**DIRECTIONS**
Type out the data exactly as given. Skip any image.

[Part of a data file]
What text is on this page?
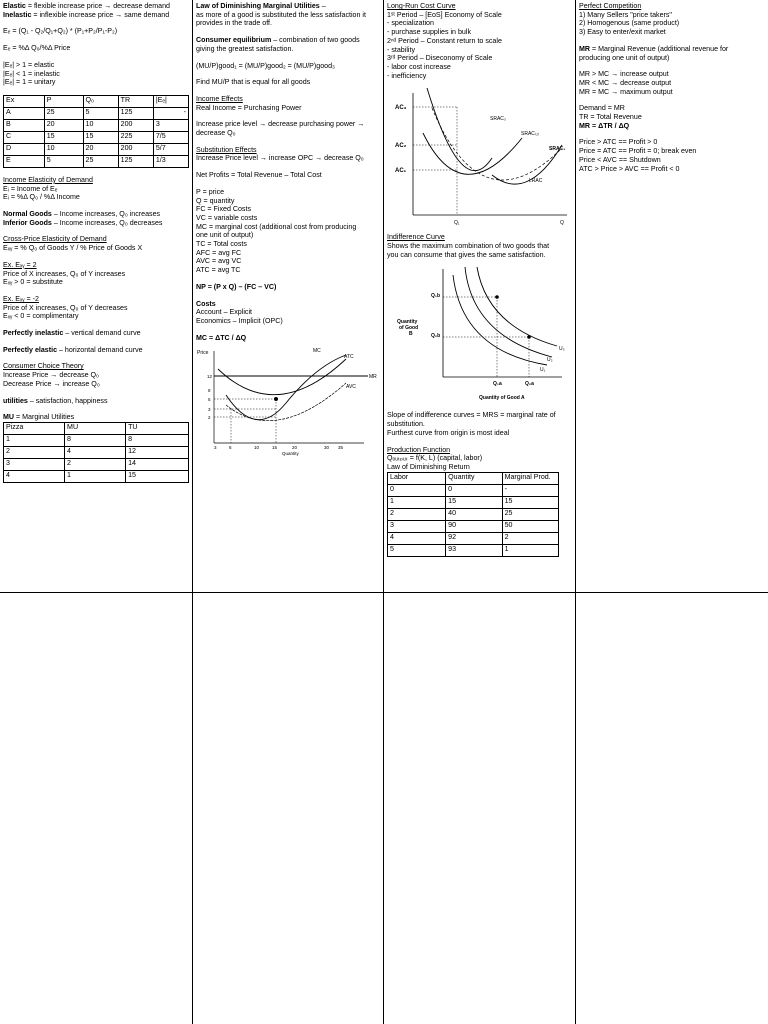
Elastic = flexible increase price → decrease demand

Inelastic = inflexible increase price → same demand

Eₑ = (Q₁ - Q₂/Q₁+Q₂) * (P₁+P₂/P₁-P₂)

Eₑ = %Δ Q₀/%Δ Price

|Eₑ| > 1 = elastic

|Eₑ| < 1 = inelastic

|Eₑ| = 1 = unitary

Ex	P	Q₀	TR	|Eₑ|
A	25	5	125	-
B	20	10	200	3
C	15	15	225	7/5
D	10	20	200	5/7
E	5	25	125	1/3

Income Elasticity of Demand

Eᵢ = Income of Eₑ

Eᵢ = %Δ Q₀ / %Δ Income

Normal Goods – Income increases, Q₀ increases

Inferior Goods – Income increases, Q₀ decreases

Cross-Price Elasticity of Demand

Eₓᵧ = % Q₀ of Goods Y / % Price of Goods X

Ex. Eₓᵧ = 2

Price of X increases, Q₀ of Y increases

Eₓᵧ > 0 = substitute

Ex. Eₓᵧ = -2

Price of X increases, Q₀ of Y decreases

Eₓᵧ < 0 = complimentary

Perfectly inelastic – vertical demand curve

Perfectly elastic – horizontal demand curve

Consumer Choice Theory

Increase Price → decrease Q₀

Decrease Price → increase Q₀

utilities – satisfaction, happiness

MU = Marginal Utilities

Pizza	MU	TU
1	8	8
2	4	12
3	2	14
4	1	15

Law of Diminishing Marginal Utilities –

as more of a good is substituted the less satisfaction it

provides in the trade off.

Consumer equilibrium – combination of two goods

giving the greatest satisfaction.

(MU/P)good₁ = (MU/P)good₂ = (MU/P)good₃

Find MU/P that is equal for all goods

Income Effects

Real Income = Purchasing Power

Increase price level → decrease purchasing power →

decrease Q₀

Substitution Effects

Increase Price level → increase OPC → decrease Q₀

Net Profits = Total Revenue – Total Cost

P = price

Q = quantity

FC = Fixed Costs

VC = variable costs

MC = marginal cost (additional cost from producing

one unit of output)

TC = Total costs

AFC = avg FC

AVC = avg VC

ATC = avg TC

NP = (P x Q) – (FC – VC)

Costs

Account – Explicit

Economics – Implicit (OPC)

MC = ΔTC / ΔQ

Price
MR
MC
ATC
AVC
12
8
5
3
2
3	6	10	15	20	30 35
Quantity

Long-Run Cost Curve

1ˢᵗ Period – [EoS] Economy of Scale

- specialization

- purchase supplies in bulk

2ⁿᵈ Period – Constant return to scale

- stability

3ʳᵈ Period – Diseconomy of Scale

- labor cost increase

- inefficiency

AC₃
AC₂
AC₁
SRAC₃
SRAC₍₂₎
SRAC₁
LRAC
Q₁	Q

Indifference Curve

Shows the maximum combination of two goods that

you can consume that gives the same satisfaction.

Quantity
of Good
B
Q₁b
Q₂b
Q₁a	Q₂a
U₃
U₂
U₁
Quantity of Good A

Slope of indifference curves = MRS = marginal rate of

substitution.

Furthest curve from origin is most ideal

Production Function

Qₒᵤₜₚᵤₜ = f(K, L) (capital, labor)

Law of Diminishing Return

Labor	Quantity	Marginal Prod.
0	0	-
1	15	15
2	40	25
3	90	50
4	92	2
5	93	1

Perfect Competition

1) Many Sellers "price takers"

2) Homogenous (same product)

3) Easy to enter/exit market

MR = Marginal Revenue (additional revenue for

producing one unit of output)

MR > MC → increase output

MR < MC → decrease output

MR = MC → maximum output

Demand = MR

TR = Total Revenue

MR = ΔTR / ΔQ

Price > ATC == Profit > 0

Price = ATC == Profit = 0; break even

Price < AVC == Shutdown

ATC > Price > AVC == Profit < 0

**OUTPUT FOR THIS TASK**
What text is on this page?
Elastic = flexible increase price → decrease demand

Inelastic = inflexible increase price → same demand

Eₑ = (Q₁ - Q₂/Q₁+Q₂) * (P₁+P₂/P₁-P₂)

Eₑ = %Δ Q₀/%Δ Price

|Eₑ| > 1 = elastic

|Eₑ| < 1 = inelastic

|Eₑ| = 1 = unitary

Ex	P	Q₀	TR	|Eₑ|
A	25	5	125	-
B	20	10	200	3
C	15	15	225	7/5
D	10	20	200	5/7
E	5	25	125	1/3

Income Elasticity of Demand

Eᵢ = Income of Eₑ

Eᵢ = %Δ Q₀ / %Δ Income

Normal Goods – Income increases, Q₀ increases

Inferior Goods – Income increases, Q₀ decreases

Cross-Price Elasticity of Demand

Eₓᵧ = % Q₀ of Goods Y / % Price of Goods X

Ex. Eₓᵧ = 2

Price of X increases, Q₀ of Y increases

Eₓᵧ > 0 = substitute

Ex. Eₓᵧ = -2

Price of X increases, Q₀ of Y decreases

Eₓᵧ < 0 = complimentary

Perfectly inelastic – vertical demand curve

Perfectly elastic – horizontal demand curve

Consumer Choice Theory

Increase Price → decrease Q₀

Decrease Price → increase Q₀

utilities – satisfaction, happiness

MU = Marginal Utilities

Pizza	MU	TU
1	8	8
2	4	12
3	2	14
4	1	15

Law of Diminishing Marginal Utilities –

as more of a good is substituted the less satisfaction it

provides in the trade off.

Consumer equilibrium – combination of two goods

giving the greatest satisfaction.

(MU/P)good₁ = (MU/P)good₂ = (MU/P)good₃

Find MU/P that is equal for all goods

Income Effects

Real Income = Purchasing Power

Increase price level → decrease purchasing power →

decrease Q₀

Substitution Effects

Increase Price level → increase OPC → decrease Q₀

Net Profits = Total Revenue – Total Cost

P = price

Q = quantity

FC = Fixed Costs

VC = variable costs

MC = marginal cost (additional cost from producing

one unit of output)

TC = Total costs

AFC = avg FC

AVC = avg VC

ATC = avg TC

NP = (P x Q) – (FC – VC)

Costs

Account – Explicit

Economics – Implicit (OPC)

MC = ΔTC / ΔQ

Price
MR
MC
ATC
AVC
12
8
5
3
2
3	6	10	15	20	30 35
Quantity

Long-Run Cost Curve

1ˢᵗ Period – [EoS] Economy of Scale

- specialization

- purchase supplies in bulk

2ⁿᵈ Period – Constant return to scale

- stability

3ʳᵈ Period – Diseconomy of Scale

- labor cost increase

- inefficiency

AC₃
AC₂
AC₁
SRAC₃
SRAC₍₂₎
SRAC₁
LRAC
Q₁	Q

Indifference Curve

Shows the maximum combination of two goods that

you can consume that gives the same satisfaction.

Quantity
of Good
B
Q₁b
Q₂b
Q₁a	Q₂a
U₃
U₂
U₁
Quantity of Good A

Slope of indifference curves = MRS = marginal rate of

substitution.

Furthest curve from origin is most ideal

Production Function

Qₒᵤₜₚᵤₜ = f(K, L) (capital, labor)

Law of Diminishing Return

Labor	Quantity	Marginal Prod.
0	0	-
1	15	15
2	40	25
3	90	50
4	92	2
5	93	1

Perfect Competition

1) Many Sellers "price takers"

2) Homogenous (same product)

3) Easy to enter/exit market

MR = Marginal Revenue (additional revenue for

producing one unit of output)

MR > MC → increase output

MR < MC → decrease output

MR = MC → maximum output

Demand = MR

TR = Total Revenue

MR = ΔTR / ΔQ

Price > ATC == Profit > 0

Price = ATC == Profit = 0; break even

Price < AVC == Shutdown

ATC > Price > AVC == Profit < 0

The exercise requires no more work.